REQUIREMENT - Take every line where the string "Japanese" appears and copy it.

══════

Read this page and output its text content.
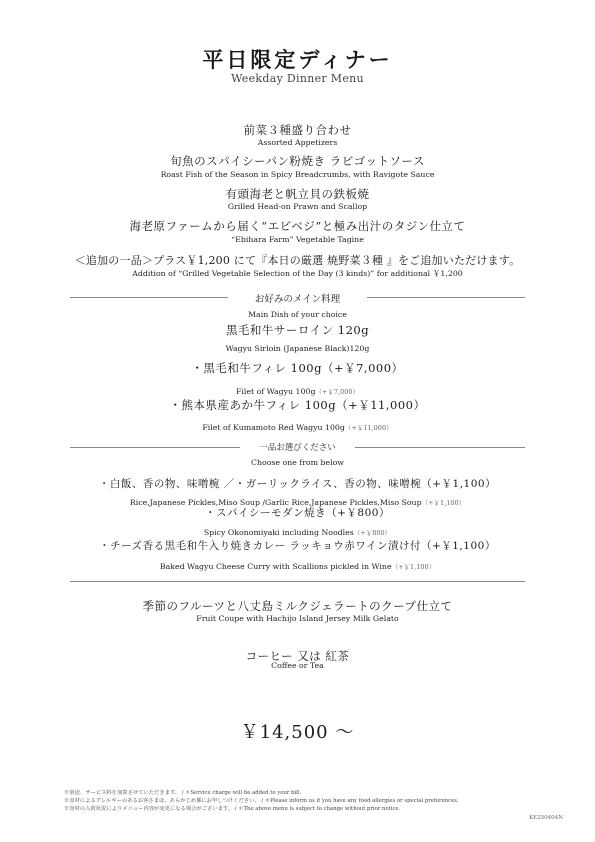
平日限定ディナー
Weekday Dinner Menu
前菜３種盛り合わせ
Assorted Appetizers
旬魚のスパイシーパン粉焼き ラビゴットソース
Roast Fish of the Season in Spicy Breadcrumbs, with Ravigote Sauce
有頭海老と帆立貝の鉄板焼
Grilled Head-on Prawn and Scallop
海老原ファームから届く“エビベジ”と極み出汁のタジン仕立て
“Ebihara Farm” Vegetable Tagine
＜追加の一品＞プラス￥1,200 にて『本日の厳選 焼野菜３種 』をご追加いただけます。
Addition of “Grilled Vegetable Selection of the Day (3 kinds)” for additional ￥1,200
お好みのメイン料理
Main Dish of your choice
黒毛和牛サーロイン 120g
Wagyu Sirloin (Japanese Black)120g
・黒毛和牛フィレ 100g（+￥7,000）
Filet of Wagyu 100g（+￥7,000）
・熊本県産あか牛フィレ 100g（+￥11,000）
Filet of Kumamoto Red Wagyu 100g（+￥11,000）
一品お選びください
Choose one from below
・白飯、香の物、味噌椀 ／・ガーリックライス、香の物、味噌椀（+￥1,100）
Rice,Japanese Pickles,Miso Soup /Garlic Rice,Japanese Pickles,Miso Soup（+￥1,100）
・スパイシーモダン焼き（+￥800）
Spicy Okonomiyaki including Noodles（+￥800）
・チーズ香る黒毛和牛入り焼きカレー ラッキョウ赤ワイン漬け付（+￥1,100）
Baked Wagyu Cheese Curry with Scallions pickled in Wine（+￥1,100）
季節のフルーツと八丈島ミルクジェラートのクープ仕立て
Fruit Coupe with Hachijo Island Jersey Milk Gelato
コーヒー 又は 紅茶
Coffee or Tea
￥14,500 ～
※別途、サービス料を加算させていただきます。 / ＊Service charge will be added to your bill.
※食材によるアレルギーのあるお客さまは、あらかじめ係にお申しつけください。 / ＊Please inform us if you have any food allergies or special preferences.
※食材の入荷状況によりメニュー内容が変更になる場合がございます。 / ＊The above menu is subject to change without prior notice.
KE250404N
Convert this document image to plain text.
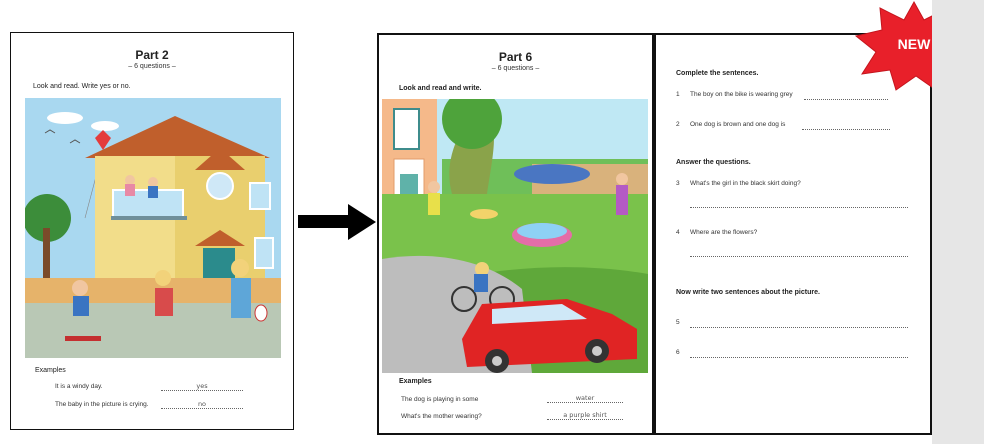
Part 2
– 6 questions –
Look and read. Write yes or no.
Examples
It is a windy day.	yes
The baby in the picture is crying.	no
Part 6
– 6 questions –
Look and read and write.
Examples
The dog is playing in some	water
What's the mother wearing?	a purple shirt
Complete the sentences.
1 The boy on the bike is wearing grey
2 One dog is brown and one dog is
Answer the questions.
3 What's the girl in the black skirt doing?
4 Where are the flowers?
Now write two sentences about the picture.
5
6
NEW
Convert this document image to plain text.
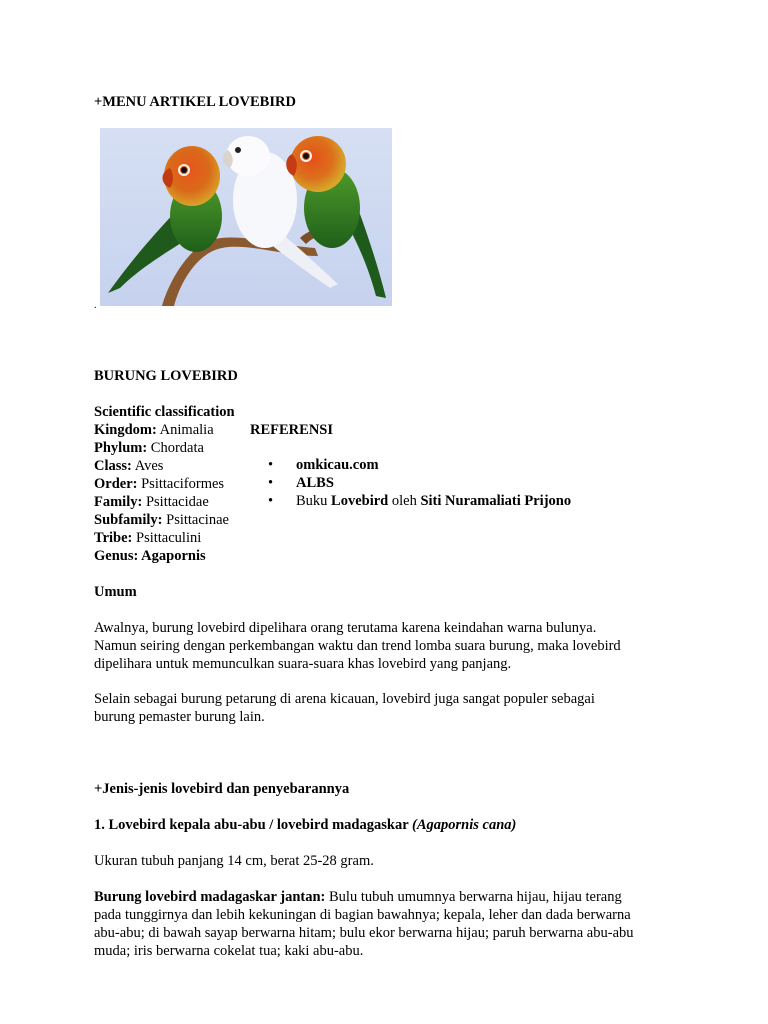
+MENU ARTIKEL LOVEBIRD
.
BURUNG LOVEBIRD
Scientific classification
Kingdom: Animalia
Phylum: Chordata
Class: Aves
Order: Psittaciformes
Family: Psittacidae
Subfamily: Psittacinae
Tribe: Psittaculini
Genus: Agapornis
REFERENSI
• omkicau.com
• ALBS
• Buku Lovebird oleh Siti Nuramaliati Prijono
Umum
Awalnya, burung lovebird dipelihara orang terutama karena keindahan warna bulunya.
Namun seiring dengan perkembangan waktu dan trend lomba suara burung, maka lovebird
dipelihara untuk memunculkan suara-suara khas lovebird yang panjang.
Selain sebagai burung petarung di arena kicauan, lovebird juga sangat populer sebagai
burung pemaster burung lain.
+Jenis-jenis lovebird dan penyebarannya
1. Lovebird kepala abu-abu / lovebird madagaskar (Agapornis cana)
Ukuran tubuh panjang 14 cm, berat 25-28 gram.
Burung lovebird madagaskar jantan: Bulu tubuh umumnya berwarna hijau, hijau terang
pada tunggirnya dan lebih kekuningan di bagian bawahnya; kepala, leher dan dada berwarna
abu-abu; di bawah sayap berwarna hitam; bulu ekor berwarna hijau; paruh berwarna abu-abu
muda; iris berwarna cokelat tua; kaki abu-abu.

══════

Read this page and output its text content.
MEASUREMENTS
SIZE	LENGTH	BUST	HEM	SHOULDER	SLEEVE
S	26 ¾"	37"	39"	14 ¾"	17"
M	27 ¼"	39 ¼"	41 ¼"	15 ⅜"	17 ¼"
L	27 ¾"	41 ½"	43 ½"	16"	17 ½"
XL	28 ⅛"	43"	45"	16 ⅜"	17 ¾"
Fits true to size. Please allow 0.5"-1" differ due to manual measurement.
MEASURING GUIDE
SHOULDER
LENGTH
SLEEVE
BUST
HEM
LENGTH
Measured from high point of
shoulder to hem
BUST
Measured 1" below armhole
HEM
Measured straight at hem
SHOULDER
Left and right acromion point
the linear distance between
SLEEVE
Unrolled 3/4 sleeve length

══════

RESPONSE TO THE EXERCISE -
Wagyu Sirloin (Japanese Black)120g
Rice,Japanese Pickles,Miso Soup /Garlic Rice,Japanese Pickles,Miso Soup（+￥1,100）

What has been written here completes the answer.